▶ _Task statement_:
Extract the whole listing as it stands. Do not include the pictures.

▶ _Given records_:
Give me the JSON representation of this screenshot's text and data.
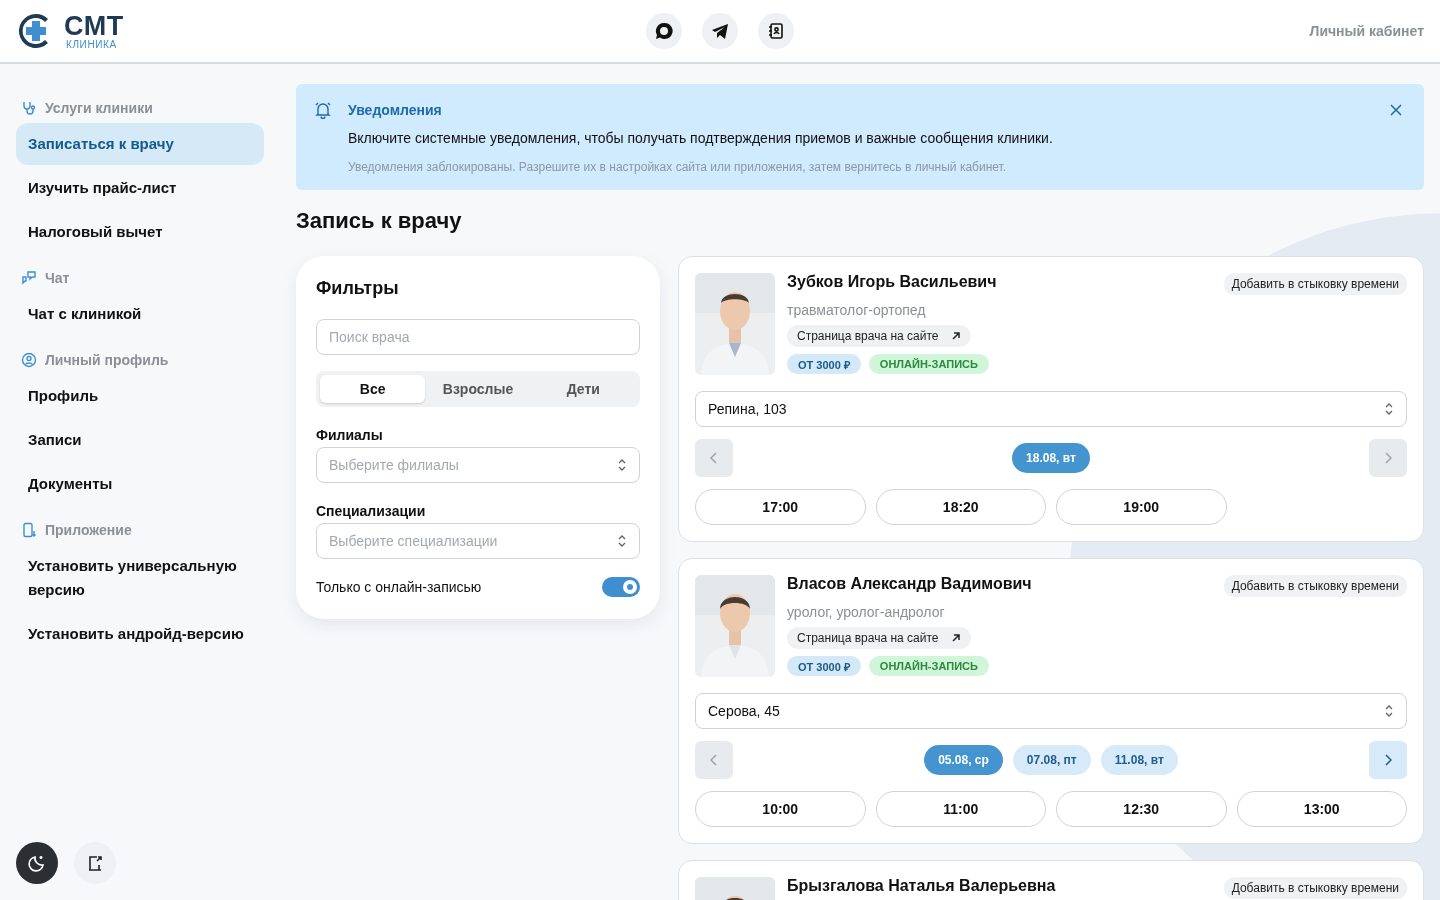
{
  "header": {
    "logo_title": "СМТ",
    "logo_subtitle": "КЛИНИКА",
    "account_link": "Личный кабинет"
  },
  "sidebar": {
    "sections": [
      {
        "title": "Услуги клиники",
        "items": [
          {
            "label": "Записаться к врачу",
            "selected": true
          },
          {
            "label": "Изучить прайс-лист",
            "selected": false
          },
          {
            "label": "Налоговый вычет",
            "selected": false
          }
        ]
      },
      {
        "title": "Чат",
        "items": [
          {
            "label": "Чат с клиникой",
            "selected": false
          }
        ]
      },
      {
        "title": "Личный профиль",
        "items": [
          {
            "label": "Профиль",
            "selected": false
          },
          {
            "label": "Записи",
            "selected": false
          },
          {
            "label": "Документы",
            "selected": false
          }
        ]
      },
      {
        "title": "Приложение",
        "items": [
          {
            "label": "Установить универсальную версию",
            "selected": false
          },
          {
            "label": "Установить андройд-версию",
            "selected": false
          }
        ]
      }
    ]
  },
  "notification": {
    "title": "Уведомления",
    "message": "Включите системные уведомления, чтобы получать подтверждения приемов и важные сообщения клиники.",
    "note": "Уведомления заблокированы. Разрешите их в настройках сайта или приложения, затем вернитесь в личный кабинет."
  },
  "page_title": "Запись к врачу",
  "filters": {
    "title": "Фильтры",
    "search_placeholder": "Поиск врача",
    "age_tabs": [
      {
        "label": "Все",
        "selected": true
      },
      {
        "label": "Взрослые",
        "selected": false
      },
      {
        "label": "Дети",
        "selected": false
      }
    ],
    "branches_label": "Филиалы",
    "branches_placeholder": "Выберите филиалы",
    "specializations_label": "Специализации",
    "specializations_placeholder": "Выберите специализации",
    "online_only_label": "Только с онлайн-записью",
    "online_only": true
  },
  "doctors": [
    {
      "name": "Зубков Игорь Васильевич",
      "specialty": "травматолог-ортопед",
      "add_button": "Добавить в стыковку времени",
      "site_link": "Страница врача на сайте",
      "price": "ОТ 3000 ₽",
      "online_badge": "ОНЛАЙН-ЗАПИСЬ",
      "branch": "Репина, 103",
      "prev_enabled": false,
      "next_enabled": false,
      "dates": [
        {
          "label": "18.08, вт",
          "selected": true
        }
      ],
      "times": [
        "17:00",
        "18:20",
        "19:00"
      ]
    },
    {
      "name": "Власов Александр Вадимович",
      "specialty": "уролог, уролог-андролог",
      "add_button": "Добавить в стыковку времени",
      "site_link": "Страница врача на сайте",
      "price": "ОТ 3000 ₽",
      "online_badge": "ОНЛАЙН-ЗАПИСЬ",
      "branch": "Серова, 45",
      "prev_enabled": false,
      "next_enabled": true,
      "dates": [
        {
          "label": "05.08, ср",
          "selected": true
        },
        {
          "label": "07.08, пт",
          "selected": false
        },
        {
          "label": "11.08, вт",
          "selected": false
        }
      ],
      "times": [
        "10:00",
        "11:00",
        "12:30",
        "13:00"
      ]
    },
    {
      "name": "Брызгалова Наталья Валерьевна",
      "add_button": "Добавить в стыковку времени"
    }
  ]
}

▶ _Task output_:
Give me the JSON representation of this screenshot's text and data.
{
  "header": {
    "logo_title": "СМТ",
    "logo_subtitle": "КЛИНИКА",
    "account_link": "Личный кабинет"
  },
  "sidebar": {
    "sections": [
      {
        "title": "Услуги клиники",
        "items": [
          {
            "label": "Записаться к врачу",
            "selected": true
          },
          {
            "label": "Изучить прайс-лист",
            "selected": false
          },
          {
            "label": "Налоговый вычет",
            "selected": false
          }
        ]
      },
      {
        "title": "Чат",
        "items": [
          {
            "label": "Чат с клиникой",
            "selected": false
          }
        ]
      },
      {
        "title": "Личный профиль",
        "items": [
          {
            "label": "Профиль",
            "selected": false
          },
          {
            "label": "Записи",
            "selected": false
          },
          {
            "label": "Документы",
            "selected": false
          }
        ]
      },
      {
        "title": "Приложение",
        "items": [
          {
            "label": "Установить универсальную версию",
            "selected": false
          },
          {
            "label": "Установить андройд-версию",
            "selected": false
          }
        ]
      }
    ]
  },
  "notification": {
    "title": "Уведомления",
    "message": "Включите системные уведомления, чтобы получать подтверждения приемов и важные сообщения клиники.",
    "note": "Уведомления заблокированы. Разрешите их в настройках сайта или приложения, затем вернитесь в личный кабинет."
  },
  "page_title": "Запись к врачу",
  "filters": {
    "title": "Фильтры",
    "search_placeholder": "Поиск врача",
    "age_tabs": [
      {
        "label": "Все",
        "selected": true
      },
      {
        "label": "Взрослые",
        "selected": false
      },
      {
        "label": "Дети",
        "selected": false
      }
    ],
    "branches_label": "Филиалы",
    "branches_placeholder": "Выберите филиалы",
    "specializations_label": "Специализации",
    "specializations_placeholder": "Выберите специализации",
    "online_only_label": "Только с онлайн-записью",
    "online_only": true
  },
  "doctors": [
    {
      "name": "Зубков Игорь Васильевич",
      "specialty": "травматолог-ортопед",
      "add_button": "Добавить в стыковку времени",
      "site_link": "Страница врача на сайте",
      "price": "ОТ 3000 ₽",
      "online_badge": "ОНЛАЙН-ЗАПИСЬ",
      "branch": "Репина, 103",
      "prev_enabled": false,
      "next_enabled": false,
      "dates": [
        {
          "label": "18.08, вт",
          "selected": true
        }
      ],
      "times": [
        "17:00",
        "18:20",
        "19:00"
      ]
    },
    {
      "name": "Власов Александр Вадимович",
      "specialty": "уролог, уролог-андролог",
      "add_button": "Добавить в стыковку времени",
      "site_link": "Страница врача на сайте",
      "price": "ОТ 3000 ₽",
      "online_badge": "ОНЛАЙН-ЗАПИСЬ",
      "branch": "Серова, 45",
      "prev_enabled": false,
      "next_enabled": true,
      "dates": [
        {
          "label": "05.08, ср",
          "selected": true
        },
        {
          "label": "07.08, пт",
          "selected": false
        },
        {
          "label": "11.08, вт",
          "selected": false
        }
      ],
      "times": [
        "10:00",
        "11:00",
        "12:30",
        "13:00"
      ]
    },
    {
      "name": "Брызгалова Наталья Валерьевна",
      "add_button": "Добавить в стыковку времени"
    }
  ]
}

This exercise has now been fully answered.